**Your objective**
Write out all lines holding the word "last".

:: Data in this exercise

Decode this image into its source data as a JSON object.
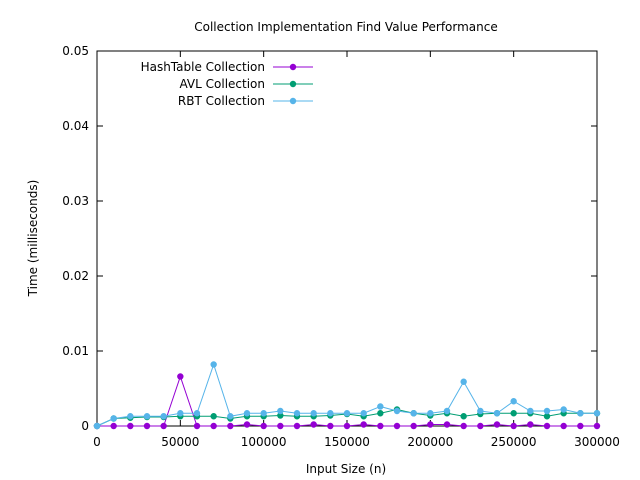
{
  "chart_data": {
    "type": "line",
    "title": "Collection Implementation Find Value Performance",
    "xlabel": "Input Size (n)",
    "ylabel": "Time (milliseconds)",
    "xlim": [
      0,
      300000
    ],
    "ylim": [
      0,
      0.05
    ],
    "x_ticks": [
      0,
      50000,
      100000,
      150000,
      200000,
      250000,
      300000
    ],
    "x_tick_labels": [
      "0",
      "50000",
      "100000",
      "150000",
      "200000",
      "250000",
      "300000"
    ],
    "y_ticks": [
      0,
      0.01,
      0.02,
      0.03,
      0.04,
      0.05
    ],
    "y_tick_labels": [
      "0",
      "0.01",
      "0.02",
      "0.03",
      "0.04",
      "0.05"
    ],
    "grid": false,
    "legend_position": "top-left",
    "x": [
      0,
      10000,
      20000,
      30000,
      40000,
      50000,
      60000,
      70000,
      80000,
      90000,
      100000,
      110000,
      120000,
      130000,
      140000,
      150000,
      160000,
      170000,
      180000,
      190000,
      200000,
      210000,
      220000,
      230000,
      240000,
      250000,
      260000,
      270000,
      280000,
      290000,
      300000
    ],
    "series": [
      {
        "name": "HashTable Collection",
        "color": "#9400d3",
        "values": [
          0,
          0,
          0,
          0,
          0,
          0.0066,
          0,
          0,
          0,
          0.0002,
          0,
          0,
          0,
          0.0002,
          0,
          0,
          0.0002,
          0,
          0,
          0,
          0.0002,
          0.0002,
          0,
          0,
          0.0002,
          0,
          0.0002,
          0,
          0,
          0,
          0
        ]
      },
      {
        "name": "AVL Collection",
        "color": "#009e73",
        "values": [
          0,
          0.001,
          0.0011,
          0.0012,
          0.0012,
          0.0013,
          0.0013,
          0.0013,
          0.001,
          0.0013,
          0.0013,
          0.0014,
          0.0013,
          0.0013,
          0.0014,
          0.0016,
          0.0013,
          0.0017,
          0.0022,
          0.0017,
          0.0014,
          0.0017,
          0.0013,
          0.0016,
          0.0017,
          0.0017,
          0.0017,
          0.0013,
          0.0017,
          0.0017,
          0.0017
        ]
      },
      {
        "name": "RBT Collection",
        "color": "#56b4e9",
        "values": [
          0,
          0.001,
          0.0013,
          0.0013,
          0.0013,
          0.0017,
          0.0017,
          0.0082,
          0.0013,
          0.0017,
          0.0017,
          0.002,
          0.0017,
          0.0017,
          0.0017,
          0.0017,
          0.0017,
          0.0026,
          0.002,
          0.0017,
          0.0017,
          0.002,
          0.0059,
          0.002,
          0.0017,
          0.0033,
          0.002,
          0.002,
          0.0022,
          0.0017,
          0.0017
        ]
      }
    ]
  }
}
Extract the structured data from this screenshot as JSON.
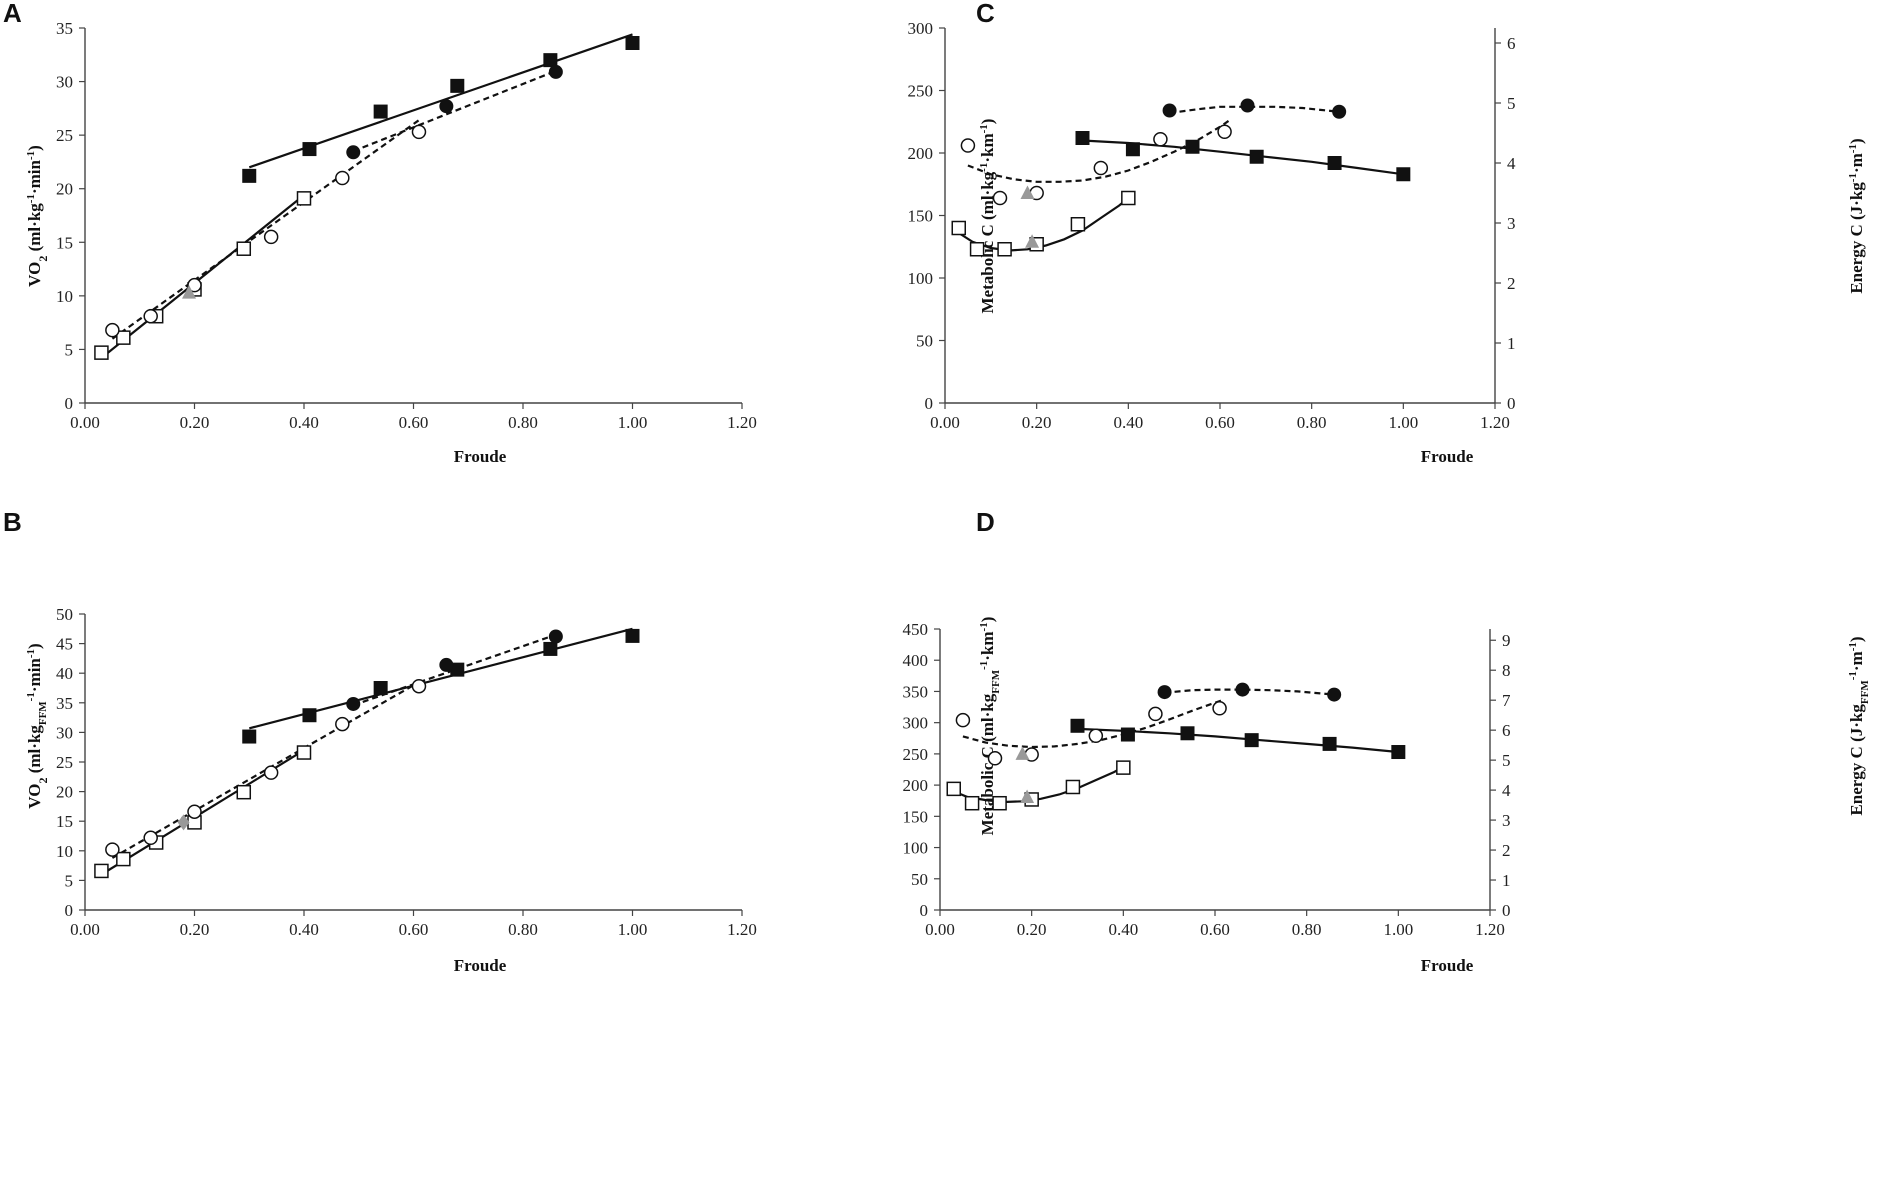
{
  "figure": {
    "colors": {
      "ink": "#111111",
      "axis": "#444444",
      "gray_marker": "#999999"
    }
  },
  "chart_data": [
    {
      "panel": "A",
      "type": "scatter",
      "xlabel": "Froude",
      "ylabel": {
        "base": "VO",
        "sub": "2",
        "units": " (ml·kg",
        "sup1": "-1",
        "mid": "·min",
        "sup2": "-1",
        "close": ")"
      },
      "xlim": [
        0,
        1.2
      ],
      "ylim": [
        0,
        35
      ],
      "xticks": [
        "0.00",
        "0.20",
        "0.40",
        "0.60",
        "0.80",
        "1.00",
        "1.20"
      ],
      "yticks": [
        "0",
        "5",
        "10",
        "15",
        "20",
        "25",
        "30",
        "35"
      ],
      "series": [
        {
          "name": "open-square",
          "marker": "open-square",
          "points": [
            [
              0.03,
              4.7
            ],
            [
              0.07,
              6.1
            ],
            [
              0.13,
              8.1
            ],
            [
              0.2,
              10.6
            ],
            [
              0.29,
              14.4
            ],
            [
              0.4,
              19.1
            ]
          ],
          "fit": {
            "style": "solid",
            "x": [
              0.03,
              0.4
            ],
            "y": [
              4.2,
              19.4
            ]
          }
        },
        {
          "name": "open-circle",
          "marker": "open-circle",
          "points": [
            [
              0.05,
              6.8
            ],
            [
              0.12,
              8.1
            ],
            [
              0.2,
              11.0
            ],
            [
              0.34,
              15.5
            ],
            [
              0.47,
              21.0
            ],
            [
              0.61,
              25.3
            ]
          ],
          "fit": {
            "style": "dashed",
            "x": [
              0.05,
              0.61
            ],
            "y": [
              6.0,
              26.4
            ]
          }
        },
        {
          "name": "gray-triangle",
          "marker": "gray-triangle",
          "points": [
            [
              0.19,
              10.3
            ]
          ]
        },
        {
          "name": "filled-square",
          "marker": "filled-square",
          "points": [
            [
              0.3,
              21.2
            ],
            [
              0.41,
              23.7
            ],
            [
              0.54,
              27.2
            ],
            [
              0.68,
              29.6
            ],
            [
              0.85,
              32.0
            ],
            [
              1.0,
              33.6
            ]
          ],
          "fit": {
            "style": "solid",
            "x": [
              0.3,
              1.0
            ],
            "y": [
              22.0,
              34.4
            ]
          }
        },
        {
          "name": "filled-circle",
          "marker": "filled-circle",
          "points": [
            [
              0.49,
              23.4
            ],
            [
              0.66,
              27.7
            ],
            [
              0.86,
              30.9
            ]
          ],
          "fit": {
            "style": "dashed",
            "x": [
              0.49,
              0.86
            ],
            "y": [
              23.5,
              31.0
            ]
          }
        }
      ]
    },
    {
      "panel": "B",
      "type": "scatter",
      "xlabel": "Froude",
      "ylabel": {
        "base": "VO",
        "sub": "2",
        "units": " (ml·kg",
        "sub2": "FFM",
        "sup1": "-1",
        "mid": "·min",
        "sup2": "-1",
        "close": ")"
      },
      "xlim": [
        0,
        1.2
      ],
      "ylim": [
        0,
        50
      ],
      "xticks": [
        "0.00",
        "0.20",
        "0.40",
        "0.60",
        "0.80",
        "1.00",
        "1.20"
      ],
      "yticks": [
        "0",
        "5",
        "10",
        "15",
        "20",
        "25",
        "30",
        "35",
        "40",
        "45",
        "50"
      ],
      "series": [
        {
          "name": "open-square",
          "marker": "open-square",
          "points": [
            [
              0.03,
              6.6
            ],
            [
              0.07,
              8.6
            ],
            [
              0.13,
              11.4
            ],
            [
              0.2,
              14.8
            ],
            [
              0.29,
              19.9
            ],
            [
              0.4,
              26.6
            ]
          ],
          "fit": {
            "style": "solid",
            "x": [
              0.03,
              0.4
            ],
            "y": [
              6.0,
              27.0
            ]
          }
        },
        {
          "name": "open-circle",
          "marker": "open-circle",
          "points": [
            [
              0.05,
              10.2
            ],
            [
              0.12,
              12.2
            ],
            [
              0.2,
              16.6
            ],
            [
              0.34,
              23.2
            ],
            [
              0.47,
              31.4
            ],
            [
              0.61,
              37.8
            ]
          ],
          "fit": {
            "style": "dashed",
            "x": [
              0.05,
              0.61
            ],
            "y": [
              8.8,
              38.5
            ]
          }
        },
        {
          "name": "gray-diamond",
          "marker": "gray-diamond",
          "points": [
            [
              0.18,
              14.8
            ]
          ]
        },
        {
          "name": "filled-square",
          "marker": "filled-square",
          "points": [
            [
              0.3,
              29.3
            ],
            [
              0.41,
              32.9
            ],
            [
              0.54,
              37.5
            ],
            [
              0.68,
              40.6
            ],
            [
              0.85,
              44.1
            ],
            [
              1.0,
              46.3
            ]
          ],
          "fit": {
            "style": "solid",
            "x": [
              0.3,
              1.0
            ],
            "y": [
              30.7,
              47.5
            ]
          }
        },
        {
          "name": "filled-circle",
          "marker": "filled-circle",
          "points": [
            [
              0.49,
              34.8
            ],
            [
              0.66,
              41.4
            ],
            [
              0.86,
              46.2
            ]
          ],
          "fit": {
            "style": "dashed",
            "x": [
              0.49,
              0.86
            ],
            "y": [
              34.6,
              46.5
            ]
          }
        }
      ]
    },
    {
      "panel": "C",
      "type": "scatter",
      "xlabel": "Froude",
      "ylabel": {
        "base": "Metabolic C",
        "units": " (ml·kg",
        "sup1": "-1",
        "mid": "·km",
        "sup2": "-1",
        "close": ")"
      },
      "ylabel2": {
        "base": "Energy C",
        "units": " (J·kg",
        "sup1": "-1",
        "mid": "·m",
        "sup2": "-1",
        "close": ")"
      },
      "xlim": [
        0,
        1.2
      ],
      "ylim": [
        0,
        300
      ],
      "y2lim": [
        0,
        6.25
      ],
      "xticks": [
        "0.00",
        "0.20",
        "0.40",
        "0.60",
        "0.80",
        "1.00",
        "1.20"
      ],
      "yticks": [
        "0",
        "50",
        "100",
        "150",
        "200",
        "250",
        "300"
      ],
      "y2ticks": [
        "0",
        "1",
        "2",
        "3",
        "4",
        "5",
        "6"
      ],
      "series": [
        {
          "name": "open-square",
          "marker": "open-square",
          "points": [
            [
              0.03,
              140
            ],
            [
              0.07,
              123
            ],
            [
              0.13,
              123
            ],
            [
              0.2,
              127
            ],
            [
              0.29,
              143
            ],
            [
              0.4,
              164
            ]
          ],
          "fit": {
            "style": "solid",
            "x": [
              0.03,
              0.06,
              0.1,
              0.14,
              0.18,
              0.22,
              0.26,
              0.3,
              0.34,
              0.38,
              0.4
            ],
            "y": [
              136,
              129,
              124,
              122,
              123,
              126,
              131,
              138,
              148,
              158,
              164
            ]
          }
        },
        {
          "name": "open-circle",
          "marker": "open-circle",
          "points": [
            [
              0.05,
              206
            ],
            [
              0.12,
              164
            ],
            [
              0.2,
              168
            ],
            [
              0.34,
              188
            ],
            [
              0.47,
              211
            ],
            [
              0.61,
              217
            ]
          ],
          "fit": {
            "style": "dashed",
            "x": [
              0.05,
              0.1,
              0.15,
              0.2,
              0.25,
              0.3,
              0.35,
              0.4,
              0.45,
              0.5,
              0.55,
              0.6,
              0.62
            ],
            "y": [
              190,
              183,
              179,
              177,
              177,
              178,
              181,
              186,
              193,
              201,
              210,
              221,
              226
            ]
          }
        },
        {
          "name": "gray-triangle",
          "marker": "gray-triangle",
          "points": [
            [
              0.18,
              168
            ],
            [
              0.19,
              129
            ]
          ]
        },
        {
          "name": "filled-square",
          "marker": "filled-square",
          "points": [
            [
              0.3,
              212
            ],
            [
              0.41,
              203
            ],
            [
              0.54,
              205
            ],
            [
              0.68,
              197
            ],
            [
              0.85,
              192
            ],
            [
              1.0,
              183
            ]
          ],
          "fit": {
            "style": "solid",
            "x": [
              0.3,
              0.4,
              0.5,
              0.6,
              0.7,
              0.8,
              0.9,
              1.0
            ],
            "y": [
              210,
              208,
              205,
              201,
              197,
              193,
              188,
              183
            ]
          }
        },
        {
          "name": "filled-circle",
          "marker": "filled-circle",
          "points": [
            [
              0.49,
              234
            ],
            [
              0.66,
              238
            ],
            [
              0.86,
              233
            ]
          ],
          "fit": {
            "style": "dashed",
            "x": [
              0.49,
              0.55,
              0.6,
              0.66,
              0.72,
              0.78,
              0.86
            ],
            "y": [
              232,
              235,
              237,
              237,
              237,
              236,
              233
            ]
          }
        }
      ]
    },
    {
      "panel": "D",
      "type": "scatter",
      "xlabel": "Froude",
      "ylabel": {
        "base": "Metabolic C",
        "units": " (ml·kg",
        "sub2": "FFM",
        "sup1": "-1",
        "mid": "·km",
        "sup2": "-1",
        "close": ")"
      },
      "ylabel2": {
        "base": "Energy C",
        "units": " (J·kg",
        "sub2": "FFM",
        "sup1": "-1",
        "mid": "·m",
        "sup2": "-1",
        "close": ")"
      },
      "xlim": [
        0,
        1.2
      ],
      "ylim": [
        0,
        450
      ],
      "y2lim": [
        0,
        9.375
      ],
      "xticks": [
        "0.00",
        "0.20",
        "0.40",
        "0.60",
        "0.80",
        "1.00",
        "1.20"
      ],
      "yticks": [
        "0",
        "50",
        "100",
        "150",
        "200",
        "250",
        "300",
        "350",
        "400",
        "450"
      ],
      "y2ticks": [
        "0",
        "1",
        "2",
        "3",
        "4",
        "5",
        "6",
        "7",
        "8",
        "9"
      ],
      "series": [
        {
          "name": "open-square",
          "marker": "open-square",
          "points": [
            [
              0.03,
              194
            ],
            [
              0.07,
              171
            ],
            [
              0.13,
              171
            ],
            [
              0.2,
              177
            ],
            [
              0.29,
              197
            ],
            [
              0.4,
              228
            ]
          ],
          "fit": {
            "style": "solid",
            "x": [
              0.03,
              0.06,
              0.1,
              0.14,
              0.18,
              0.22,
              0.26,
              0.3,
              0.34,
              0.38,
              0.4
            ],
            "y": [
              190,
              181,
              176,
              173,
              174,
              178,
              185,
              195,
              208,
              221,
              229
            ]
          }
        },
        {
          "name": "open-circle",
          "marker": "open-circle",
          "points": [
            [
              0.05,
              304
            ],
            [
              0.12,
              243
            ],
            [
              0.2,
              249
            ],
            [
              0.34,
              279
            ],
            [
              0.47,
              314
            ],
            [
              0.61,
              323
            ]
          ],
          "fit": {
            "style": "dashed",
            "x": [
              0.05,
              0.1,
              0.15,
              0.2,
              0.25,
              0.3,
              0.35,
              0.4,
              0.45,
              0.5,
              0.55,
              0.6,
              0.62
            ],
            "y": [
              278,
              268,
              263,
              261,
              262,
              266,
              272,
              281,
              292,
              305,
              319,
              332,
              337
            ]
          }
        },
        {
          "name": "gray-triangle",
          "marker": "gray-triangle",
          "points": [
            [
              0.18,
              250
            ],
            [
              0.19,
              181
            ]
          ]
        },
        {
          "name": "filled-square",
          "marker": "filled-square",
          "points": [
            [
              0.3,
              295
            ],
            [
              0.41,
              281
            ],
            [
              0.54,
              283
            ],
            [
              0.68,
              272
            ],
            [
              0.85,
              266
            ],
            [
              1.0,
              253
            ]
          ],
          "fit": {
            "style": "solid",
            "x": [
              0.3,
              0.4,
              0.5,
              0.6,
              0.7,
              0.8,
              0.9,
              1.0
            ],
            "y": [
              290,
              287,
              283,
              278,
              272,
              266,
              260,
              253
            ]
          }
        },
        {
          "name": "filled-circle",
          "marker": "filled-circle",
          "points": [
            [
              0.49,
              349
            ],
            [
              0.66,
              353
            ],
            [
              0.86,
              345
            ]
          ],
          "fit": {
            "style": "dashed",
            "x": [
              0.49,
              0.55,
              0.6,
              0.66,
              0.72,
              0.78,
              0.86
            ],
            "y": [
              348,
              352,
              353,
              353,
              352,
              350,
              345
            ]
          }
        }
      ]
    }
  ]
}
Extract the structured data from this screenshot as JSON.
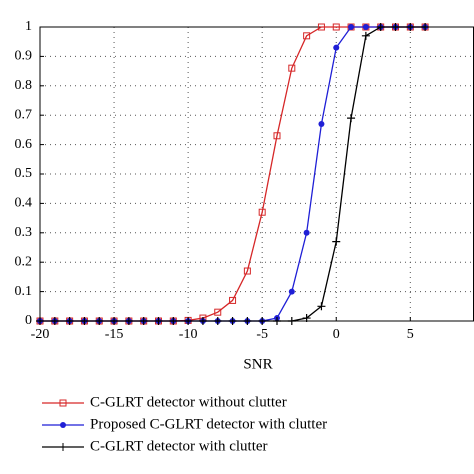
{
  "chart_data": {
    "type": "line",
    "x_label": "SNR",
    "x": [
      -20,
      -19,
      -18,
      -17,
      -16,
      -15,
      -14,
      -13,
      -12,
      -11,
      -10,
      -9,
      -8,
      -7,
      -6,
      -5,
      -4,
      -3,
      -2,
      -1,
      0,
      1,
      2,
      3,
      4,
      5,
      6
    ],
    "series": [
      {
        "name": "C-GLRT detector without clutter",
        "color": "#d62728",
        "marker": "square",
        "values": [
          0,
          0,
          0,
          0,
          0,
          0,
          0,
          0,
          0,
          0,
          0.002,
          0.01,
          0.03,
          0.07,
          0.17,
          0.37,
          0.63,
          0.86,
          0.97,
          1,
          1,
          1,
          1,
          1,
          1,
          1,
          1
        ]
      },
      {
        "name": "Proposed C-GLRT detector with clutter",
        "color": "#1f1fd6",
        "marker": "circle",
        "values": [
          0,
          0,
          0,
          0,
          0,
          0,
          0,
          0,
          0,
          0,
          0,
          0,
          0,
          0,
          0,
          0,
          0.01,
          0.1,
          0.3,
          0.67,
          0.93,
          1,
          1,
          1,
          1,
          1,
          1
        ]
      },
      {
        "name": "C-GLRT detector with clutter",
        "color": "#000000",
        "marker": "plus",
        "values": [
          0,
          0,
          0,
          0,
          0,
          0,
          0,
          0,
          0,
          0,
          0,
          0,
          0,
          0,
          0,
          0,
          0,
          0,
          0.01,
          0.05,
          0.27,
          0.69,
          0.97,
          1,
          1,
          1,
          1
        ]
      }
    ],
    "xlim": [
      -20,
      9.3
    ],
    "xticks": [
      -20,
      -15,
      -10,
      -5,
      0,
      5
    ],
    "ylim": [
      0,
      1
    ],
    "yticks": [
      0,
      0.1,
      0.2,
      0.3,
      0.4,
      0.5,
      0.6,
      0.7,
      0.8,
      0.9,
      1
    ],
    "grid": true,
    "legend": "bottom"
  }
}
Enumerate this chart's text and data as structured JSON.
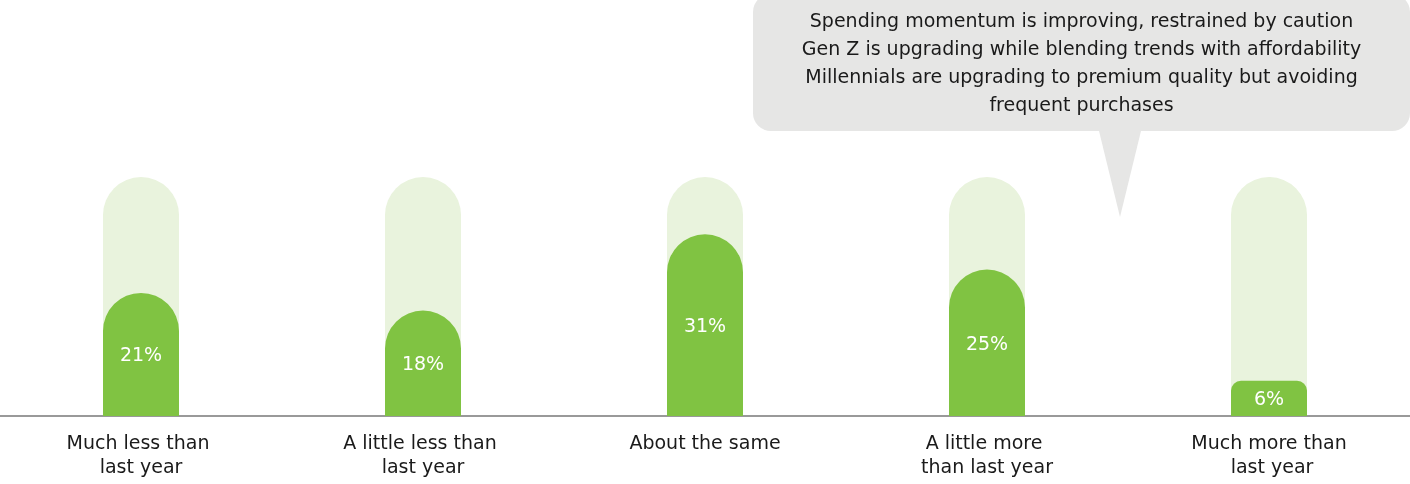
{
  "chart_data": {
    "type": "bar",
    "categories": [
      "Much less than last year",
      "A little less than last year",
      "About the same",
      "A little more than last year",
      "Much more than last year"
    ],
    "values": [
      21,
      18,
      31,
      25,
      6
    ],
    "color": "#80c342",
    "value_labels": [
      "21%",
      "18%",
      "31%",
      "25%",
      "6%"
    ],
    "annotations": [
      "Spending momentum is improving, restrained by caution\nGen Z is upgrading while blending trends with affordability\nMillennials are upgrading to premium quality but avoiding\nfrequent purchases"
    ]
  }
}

::::

**Expected output**
      "Much less than last year",
      "A little less than last year",
      "A little more than last year",
      "Much more than last year"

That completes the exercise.